__TASK PROMPT__.
Transcribe the listing verbatim. Do not carry over any pictures.

__RECORDS SUPPLIED__.
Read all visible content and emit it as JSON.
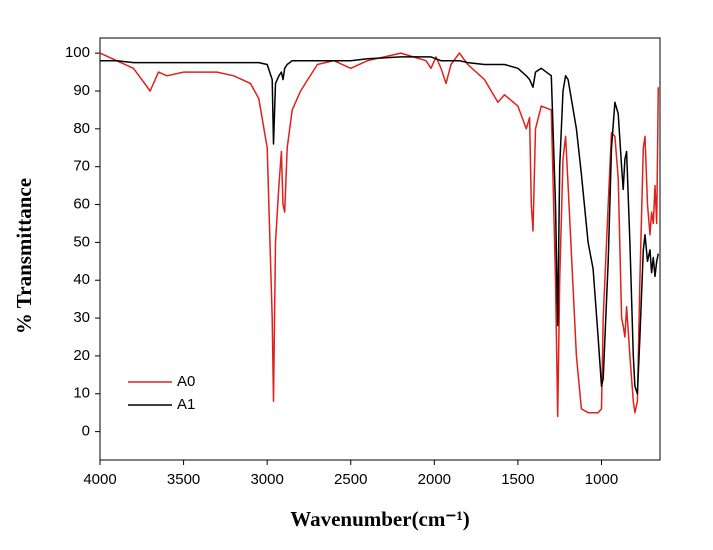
{
  "chart_data": {
    "type": "line",
    "x_label": "Wavenumber(cm⁻¹)",
    "y_label": "% Transmittance",
    "x": [
      4000,
      3900,
      3800,
      3750,
      3700,
      3650,
      3600,
      3500,
      3300,
      3200,
      3100,
      3050,
      3000,
      2970,
      2962,
      2950,
      2930,
      2915,
      2905,
      2895,
      2880,
      2850,
      2800,
      2700,
      2600,
      2500,
      2400,
      2200,
      2050,
      2020,
      1990,
      1960,
      1930,
      1900,
      1850,
      1800,
      1700,
      1620,
      1580,
      1500,
      1450,
      1430,
      1420,
      1410,
      1395,
      1360,
      1300,
      1275,
      1262,
      1250,
      1230,
      1215,
      1200,
      1150,
      1120,
      1080,
      1050,
      1020,
      1000,
      990,
      960,
      940,
      920,
      900,
      880,
      870,
      860,
      850,
      830,
      810,
      800,
      785,
      770,
      750,
      740,
      725,
      710,
      700,
      690,
      680,
      670,
      660
    ],
    "series": [
      {
        "name": "A0",
        "color": "#e0201b",
        "values": [
          100,
          98,
          96,
          93,
          90,
          95,
          94,
          95,
          95,
          94,
          92,
          88,
          75,
          30,
          8,
          50,
          65,
          74,
          60,
          58,
          75,
          85,
          90,
          97,
          98,
          96,
          98,
          100,
          98,
          96,
          99,
          96,
          92,
          97,
          100,
          97,
          93,
          87,
          89,
          86,
          80,
          83,
          60,
          53,
          80,
          86,
          85,
          40,
          4,
          40,
          72,
          78,
          65,
          20,
          6,
          5,
          5,
          5,
          6,
          30,
          60,
          79,
          78,
          67,
          30,
          28,
          25,
          33,
          20,
          8,
          5,
          8,
          40,
          75,
          78,
          60,
          52,
          58,
          55,
          65,
          55,
          91
        ]
      },
      {
        "name": "A1",
        "color": "#000000",
        "values": [
          98,
          98,
          97.5,
          97.5,
          97.5,
          97.5,
          97.5,
          97.5,
          97.5,
          97.5,
          97.5,
          97.5,
          97,
          93,
          76,
          92,
          94,
          95,
          93,
          96,
          97,
          98,
          98,
          98,
          98,
          98,
          98.5,
          99,
          99,
          99,
          98.5,
          98,
          98,
          98,
          98,
          97.5,
          97,
          97,
          97,
          96,
          94,
          93,
          92,
          91,
          95,
          96,
          94,
          60,
          28,
          70,
          90,
          94,
          93,
          80,
          68,
          50,
          43,
          25,
          12,
          14,
          45,
          75,
          87,
          84,
          70,
          64,
          72,
          74,
          50,
          20,
          12,
          10,
          25,
          48,
          52,
          45,
          48,
          42,
          46,
          41,
          45,
          47
        ]
      }
    ],
    "xlim": [
      4000,
      650
    ],
    "ylim": [
      -7.5,
      104
    ],
    "xticks": [
      4000,
      3500,
      3000,
      2500,
      2000,
      1500,
      1000
    ],
    "yticks": [
      0,
      10,
      20,
      30,
      40,
      50,
      60,
      70,
      80,
      90,
      100
    ],
    "grid": false
  }
}
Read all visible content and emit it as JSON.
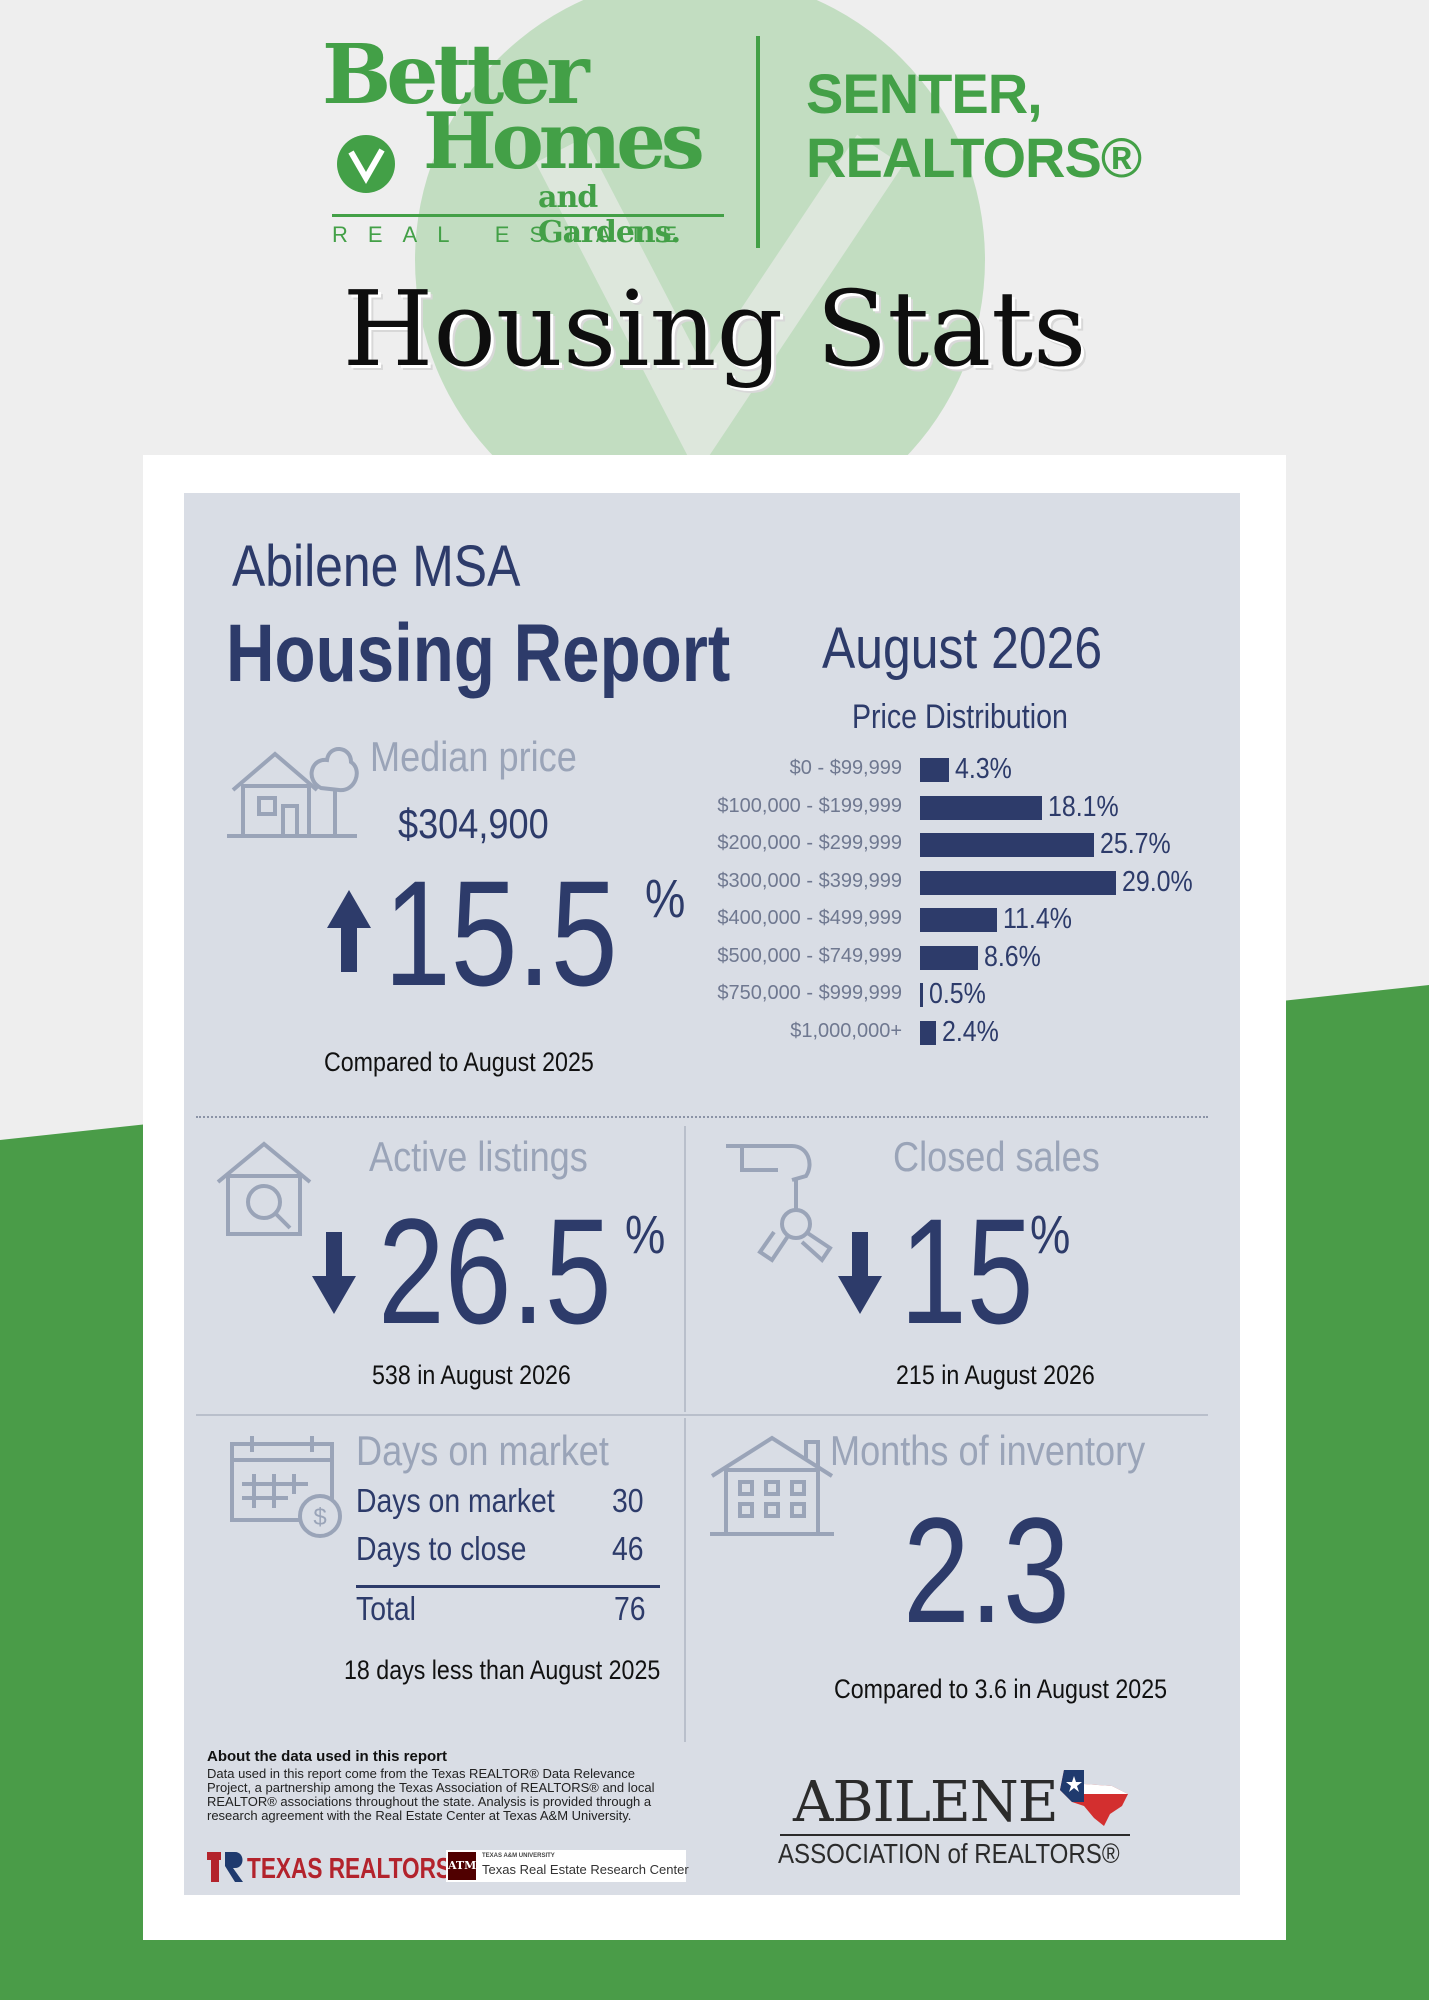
{
  "header": {
    "brand_line1": "Better",
    "brand_line2": "Homes",
    "brand_line3": "and Gardens.",
    "brand_sub": "REAL ESTATE",
    "office_line1": "SENTER,",
    "office_line2": "REALTORS®",
    "page_title": "Housing Stats"
  },
  "report": {
    "region": "Abilene MSA",
    "title": "Housing Report",
    "month": "August 2026"
  },
  "median_price": {
    "title": "Median price",
    "value": "$304,900",
    "change": "15.5",
    "pct_sign": "%",
    "direction": "up",
    "caption": "Compared to August 2025"
  },
  "price_distribution": {
    "title": "Price Distribution",
    "rows": [
      {
        "label": "$0 - $99,999",
        "value": 4.3,
        "display": "4.3%"
      },
      {
        "label": "$100,000 - $199,999",
        "value": 18.1,
        "display": "18.1%"
      },
      {
        "label": "$200,000 - $299,999",
        "value": 25.7,
        "display": "25.7%"
      },
      {
        "label": "$300,000 - $399,999",
        "value": 29.0,
        "display": "29.0%"
      },
      {
        "label": "$400,000 - $499,999",
        "value": 11.4,
        "display": "11.4%"
      },
      {
        "label": "$500,000 - $749,999",
        "value": 8.6,
        "display": "8.6%"
      },
      {
        "label": "$750,000 - $999,999",
        "value": 0.5,
        "display": "0.5%"
      },
      {
        "label": "$1,000,000+",
        "value": 2.4,
        "display": "2.4%"
      }
    ]
  },
  "active_listings": {
    "title": "Active listings",
    "change": "26.5",
    "pct_sign": "%",
    "direction": "down",
    "caption": "538 in August 2026"
  },
  "closed_sales": {
    "title": "Closed sales",
    "change": "15",
    "pct_sign": "%",
    "direction": "down",
    "caption": "215 in August 2026"
  },
  "days_on_market": {
    "title": "Days on market",
    "rows": [
      {
        "label": "Days on market",
        "value": "30"
      },
      {
        "label": "Days to close",
        "value": "46"
      }
    ],
    "total_label": "Total",
    "total_value": "76",
    "caption": "18 days less than August 2025"
  },
  "months_inventory": {
    "title": "Months of inventory",
    "value": "2.3",
    "caption": "Compared to 3.6 in August 2025"
  },
  "footer": {
    "about_title": "About the data used in this report",
    "about_text": "Data used in this report come from the Texas REALTOR® Data Relevance Project, a partnership among the Texas Association of REALTORS® and local REALTOR® associations throughout the state. Analysis is provided through a research agreement with the Real Estate Center at Texas A&M University.",
    "texas_realtors": "TEXAS REALTORS",
    "tamu_small": "TEXAS A&M UNIVERSITY",
    "tamu_name": "Texas Real Estate Research Center",
    "aar_line1": "ABILENE",
    "aar_line2": "ASSOCIATION of REALTORS®"
  },
  "colors": {
    "brand_green": "#43a047",
    "navy": "#2d3b6a",
    "panel": "#d9dde5",
    "muted": "#9aa4b8"
  }
}
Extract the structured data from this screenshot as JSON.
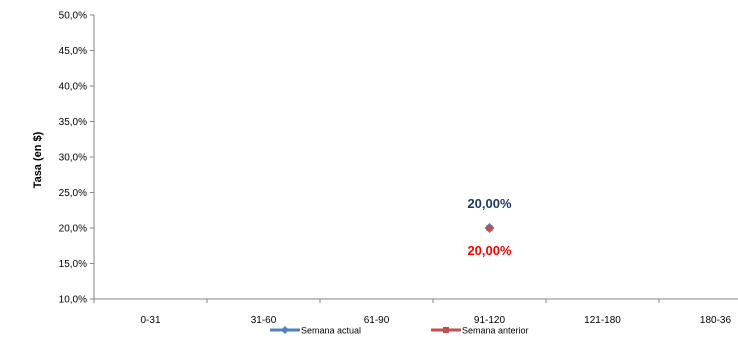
{
  "chart_data": {
    "type": "line",
    "title": "",
    "xlabel": "",
    "ylabel": "Tasa (en $)",
    "categories": [
      "0-31",
      "31-60",
      "61-90",
      "91-120",
      "121-180",
      "180-36"
    ],
    "ylim": [
      0.1,
      0.5
    ],
    "yticks": [
      "10,0%",
      "15,0%",
      "20,0%",
      "25,0%",
      "30,0%",
      "35,0%",
      "40,0%",
      "45,0%",
      "50,0%"
    ],
    "grid": false,
    "legend_position": "bottom",
    "series": [
      {
        "name": "Semana actual",
        "color": "#4f81bd",
        "marker": "diamond",
        "values": [
          null,
          null,
          null,
          0.2,
          null,
          null
        ],
        "data_labels": [
          "",
          "",
          "",
          "20,00%",
          "",
          ""
        ],
        "label_color": "#1f3864",
        "label_position": "above"
      },
      {
        "name": "Semana anterior",
        "color": "#c0504d",
        "marker": "square",
        "values": [
          null,
          null,
          null,
          0.2,
          null,
          null
        ],
        "data_labels": [
          "",
          "",
          "",
          "20,00%",
          "",
          ""
        ],
        "label_color": "#ff0000",
        "label_position": "below"
      }
    ]
  }
}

__RESULT FOR THIS TASK__.
Read all visible content and emit it as JSON.
{
  "chart_data": {
    "type": "line",
    "x_label": "Wavenumber(cm⁻¹)",
    "y_label": "% Transmittance",
    "x": [
      4000,
      3900,
      3800,
      3750,
      3700,
      3650,
      3600,
      3500,
      3300,
      3200,
      3100,
      3050,
      3000,
      2970,
      2962,
      2950,
      2930,
      2915,
      2905,
      2895,
      2880,
      2850,
      2800,
      2700,
      2600,
      2500,
      2400,
      2200,
      2050,
      2020,
      1990,
      1960,
      1930,
      1900,
      1850,
      1800,
      1700,
      1620,
      1580,
      1500,
      1450,
      1430,
      1420,
      1410,
      1395,
      1360,
      1300,
      1275,
      1262,
      1250,
      1230,
      1215,
      1200,
      1150,
      1120,
      1080,
      1050,
      1020,
      1000,
      990,
      960,
      940,
      920,
      900,
      880,
      870,
      860,
      850,
      830,
      810,
      800,
      785,
      770,
      750,
      740,
      725,
      710,
      700,
      690,
      680,
      670,
      660
    ],
    "series": [
      {
        "name": "A0",
        "color": "#e0201b",
        "values": [
          100,
          98,
          96,
          93,
          90,
          95,
          94,
          95,
          95,
          94,
          92,
          88,
          75,
          30,
          8,
          50,
          65,
          74,
          60,
          58,
          75,
          85,
          90,
          97,
          98,
          96,
          98,
          100,
          98,
          96,
          99,
          96,
          92,
          97,
          100,
          97,
          93,
          87,
          89,
          86,
          80,
          83,
          60,
          53,
          80,
          86,
          85,
          40,
          4,
          40,
          72,
          78,
          65,
          20,
          6,
          5,
          5,
          5,
          6,
          30,
          60,
          79,
          78,
          67,
          30,
          28,
          25,
          33,
          20,
          8,
          5,
          8,
          40,
          75,
          78,
          60,
          52,
          58,
          55,
          65,
          55,
          91
        ]
      },
      {
        "name": "A1",
        "color": "#000000",
        "values": [
          98,
          98,
          97.5,
          97.5,
          97.5,
          97.5,
          97.5,
          97.5,
          97.5,
          97.5,
          97.5,
          97.5,
          97,
          93,
          76,
          92,
          94,
          95,
          93,
          96,
          97,
          98,
          98,
          98,
          98,
          98,
          98.5,
          99,
          99,
          99,
          98.5,
          98,
          98,
          98,
          98,
          97.5,
          97,
          97,
          97,
          96,
          94,
          93,
          92,
          91,
          95,
          96,
          94,
          60,
          28,
          70,
          90,
          94,
          93,
          80,
          68,
          50,
          43,
          25,
          12,
          14,
          45,
          75,
          87,
          84,
          70,
          64,
          72,
          74,
          50,
          20,
          12,
          10,
          25,
          48,
          52,
          45,
          48,
          42,
          46,
          41,
          45,
          47
        ]
      }
    ],
    "xlim": [
      4000,
      650
    ],
    "ylim": [
      -7.5,
      104
    ],
    "xticks": [
      4000,
      3500,
      3000,
      2500,
      2000,
      1500,
      1000
    ],
    "yticks": [
      0,
      10,
      20,
      30,
      40,
      50,
      60,
      70,
      80,
      90,
      100
    ],
    "grid": false
  }
}
Read all visible content and emit it as JSON.
{
  "header": {
    "brand_line1": "Better",
    "brand_line2": "Homes",
    "brand_line3": "and Gardens.",
    "brand_sub": "REAL ESTATE",
    "office_line1": "SENTER,",
    "office_line2": "REALTORS®",
    "page_title": "Housing Stats"
  },
  "report": {
    "region": "Abilene MSA",
    "title": "Housing Report",
    "month": "August 2026"
  },
  "median_price": {
    "title": "Median price",
    "value": "$304,900",
    "change": "15.5",
    "pct_sign": "%",
    "direction": "up",
    "caption": "Compared to August 2025"
  },
  "price_distribution": {
    "title": "Price Distribution",
    "rows": [
      {
        "label": "$0 - $99,999",
        "value": 4.3,
        "display": "4.3%"
      },
      {
        "label": "$100,000 - $199,999",
        "value": 18.1,
        "display": "18.1%"
      },
      {
        "label": "$200,000 - $299,999",
        "value": 25.7,
        "display": "25.7%"
      },
      {
        "label": "$300,000 - $399,999",
        "value": 29.0,
        "display": "29.0%"
      },
      {
        "label": "$400,000 - $499,999",
        "value": 11.4,
        "display": "11.4%"
      },
      {
        "label": "$500,000 - $749,999",
        "value": 8.6,
        "display": "8.6%"
      },
      {
        "label": "$750,000 - $999,999",
        "value": 0.5,
        "display": "0.5%"
      },
      {
        "label": "$1,000,000+",
        "value": 2.4,
        "display": "2.4%"
      }
    ]
  },
  "active_listings": {
    "title": "Active listings",
    "change": "26.5",
    "pct_sign": "%",
    "direction": "down",
    "caption": "538 in August 2026"
  },
  "closed_sales": {
    "title": "Closed sales",
    "change": "15",
    "pct_sign": "%",
    "direction": "down",
    "caption": "215 in August 2026"
  },
  "days_on_market": {
    "title": "Days on market",
    "rows": [
      {
        "label": "Days on market",
        "value": "30"
      },
      {
        "label": "Days to close",
        "value": "46"
      }
    ],
    "total_label": "Total",
    "total_value": "76",
    "caption": "18 days less than August 2025"
  },
  "months_inventory": {
    "title": "Months of inventory",
    "value": "2.3",
    "caption": "Compared to 3.6 in August 2025"
  },
  "footer": {
    "about_title": "About the data used in this report",
    "about_text": "Data used in this report come from the Texas REALTOR® Data Relevance Project, a partnership among the Texas Association of REALTORS® and local REALTOR® associations throughout the state. Analysis is provided through a research agreement with the Real Estate Center at Texas A&M University.",
    "texas_realtors": "TEXAS REALTORS",
    "tamu_small": "TEXAS A&M UNIVERSITY",
    "tamu_name": "Texas Real Estate Research Center",
    "aar_line1": "ABILENE",
    "aar_line2": "ASSOCIATION of REALTORS®"
  },
  "colors": {
    "brand_green": "#43a047",
    "navy": "#2d3b6a",
    "panel": "#d9dde5",
    "muted": "#9aa4b8"
  }
}
Extract the structured data from this screenshot as JSON.
{
  "chart_data": {
    "type": "line",
    "title": "",
    "xlabel": "",
    "ylabel": "Tasa (en $)",
    "categories": [
      "0-31",
      "31-60",
      "61-90",
      "91-120",
      "121-180",
      "180-36"
    ],
    "ylim": [
      0.1,
      0.5
    ],
    "yticks": [
      "10,0%",
      "15,0%",
      "20,0%",
      "25,0%",
      "30,0%",
      "35,0%",
      "40,0%",
      "45,0%",
      "50,0%"
    ],
    "grid": false,
    "legend_position": "bottom",
    "series": [
      {
        "name": "Semana actual",
        "color": "#4f81bd",
        "marker": "diamond",
        "values": [
          null,
          null,
          null,
          0.2,
          null,
          null
        ],
        "data_labels": [
          "",
          "",
          "",
          "20,00%",
          "",
          ""
        ],
        "label_color": "#1f3864",
        "label_position": "above"
      },
      {
        "name": "Semana anterior",
        "color": "#c0504d",
        "marker": "square",
        "values": [
          null,
          null,
          null,
          0.2,
          null,
          null
        ],
        "data_labels": [
          "",
          "",
          "",
          "20,00%",
          "",
          ""
        ],
        "label_color": "#ff0000",
        "label_position": "below"
      }
    ]
  }
}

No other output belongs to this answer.